Source data —
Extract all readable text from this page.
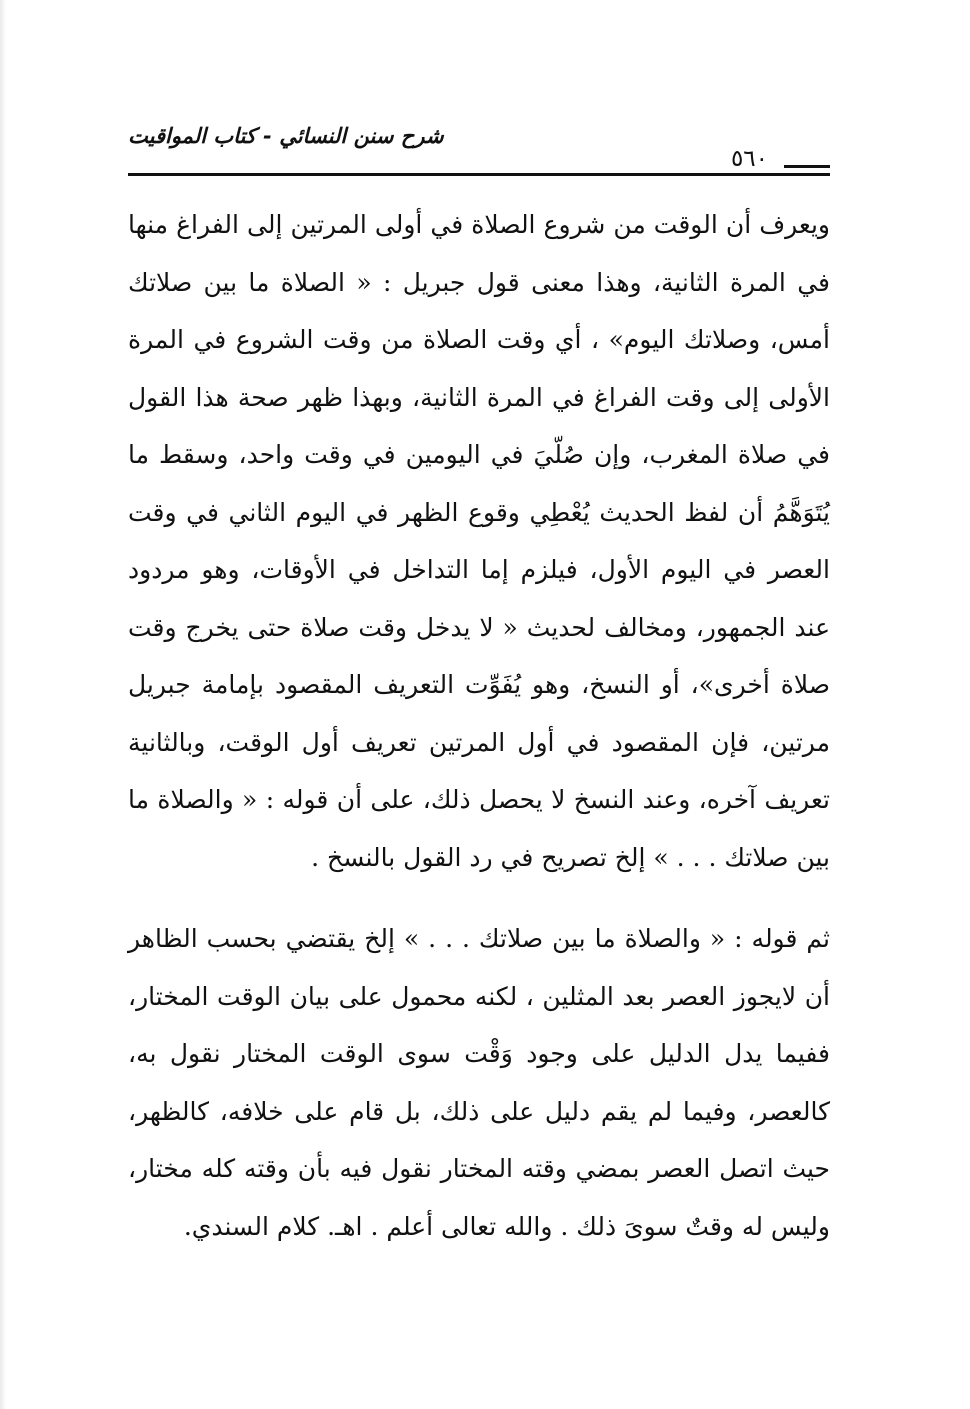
شرح سنن النسائي - كتاب المواقيت
٥٦٠

ويعرف أن الوقت من شروع الصلاة في أولى المرتين إلى الفراغ منها في المرة الثانية، وهذا معنى قول جبريل : « الصلاة ما بين صلاتك أمس، وصلاتك اليوم» ، أي وقت الصلاة من وقت الشروع في المرة الأولى إلى وقت الفراغ في المرة الثانية، وبهذا ظهر صحة هذا القول في صلاة المغرب، وإن صُلّيَ في اليومين في وقت واحد، وسقط ما يُتَوَهَّمُ أن لفظ الحديث يُعْطِي وقوع الظهر في اليوم الثاني في وقت العصر في اليوم الأول، فيلزم إما التداخل في الأوقات، وهو مردود عند الجمهور، ومخالف لحديث « لا يدخل وقت صلاة حتى يخرج وقت صلاة أخرى»، أو النسخ، وهو يُفَوِّت التعريف المقصود بإمامة جبريل مرتين، فإن المقصود في أول المرتين تعريف أول الوقت، وبالثانية تعريف آخره، وعند النسخ لا يحصل ذلك، على أن قوله : « والصلاة ما بين صلاتك . . . » إلخ تصريح في رد القول بالنسخ .

ثم قوله : « والصلاة ما بين صلاتك . . . » إلخ يقتضي بحسب الظاهر أن لايجوز العصر بعد المثلين ، لكنه محمول على بيان الوقت المختار، ففيما يدل الدليل على وجود وَقْت سوى الوقت المختار نقول به، كالعصر، وفيما لم يقم دليل على ذلك، بل قام على خلافه، كالظهر، حيث اتصل العصر بمضي وقته المختار نقول فيه بأن وقته كله مختار، وليس له وقتٌ سوىَ ذلك . والله تعالى أعلم . اهـ. كلام السندي.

The problem — Transcribe all of the entries word for word, but skip any pictures they contain.

Result of this exercise —
Extract all readable text from this page.
شرح سنن النسائي - كتاب المواقيت
٥٦٠

ويعرف أن الوقت من شروع الصلاة في أولى المرتين إلى الفراغ منها في المرة الثانية، وهذا معنى قول جبريل : « الصلاة ما بين صلاتك أمس، وصلاتك اليوم» ، أي وقت الصلاة من وقت الشروع في المرة الأولى إلى وقت الفراغ في المرة الثانية، وبهذا ظهر صحة هذا القول في صلاة المغرب، وإن صُلّيَ في اليومين في وقت واحد، وسقط ما يُتَوَهَّمُ أن لفظ الحديث يُعْطِي وقوع الظهر في اليوم الثاني في وقت العصر في اليوم الأول، فيلزم إما التداخل في الأوقات، وهو مردود عند الجمهور، ومخالف لحديث « لا يدخل وقت صلاة حتى يخرج وقت صلاة أخرى»، أو النسخ، وهو يُفَوِّت التعريف المقصود بإمامة جبريل مرتين، فإن المقصود في أول المرتين تعريف أول الوقت، وبالثانية تعريف آخره، وعند النسخ لا يحصل ذلك، على أن قوله : « والصلاة ما بين صلاتك . . . » إلخ تصريح في رد القول بالنسخ .

ثم قوله : « والصلاة ما بين صلاتك . . . » إلخ يقتضي بحسب الظاهر أن لايجوز العصر بعد المثلين ، لكنه محمول على بيان الوقت المختار، ففيما يدل الدليل على وجود وَقْت سوى الوقت المختار نقول به، كالعصر، وفيما لم يقم دليل على ذلك، بل قام على خلافه، كالظهر، حيث اتصل العصر بمضي وقته المختار نقول فيه بأن وقته كله مختار، وليس له وقتٌ سوىَ ذلك . والله تعالى أعلم . اهـ. كلام السندي.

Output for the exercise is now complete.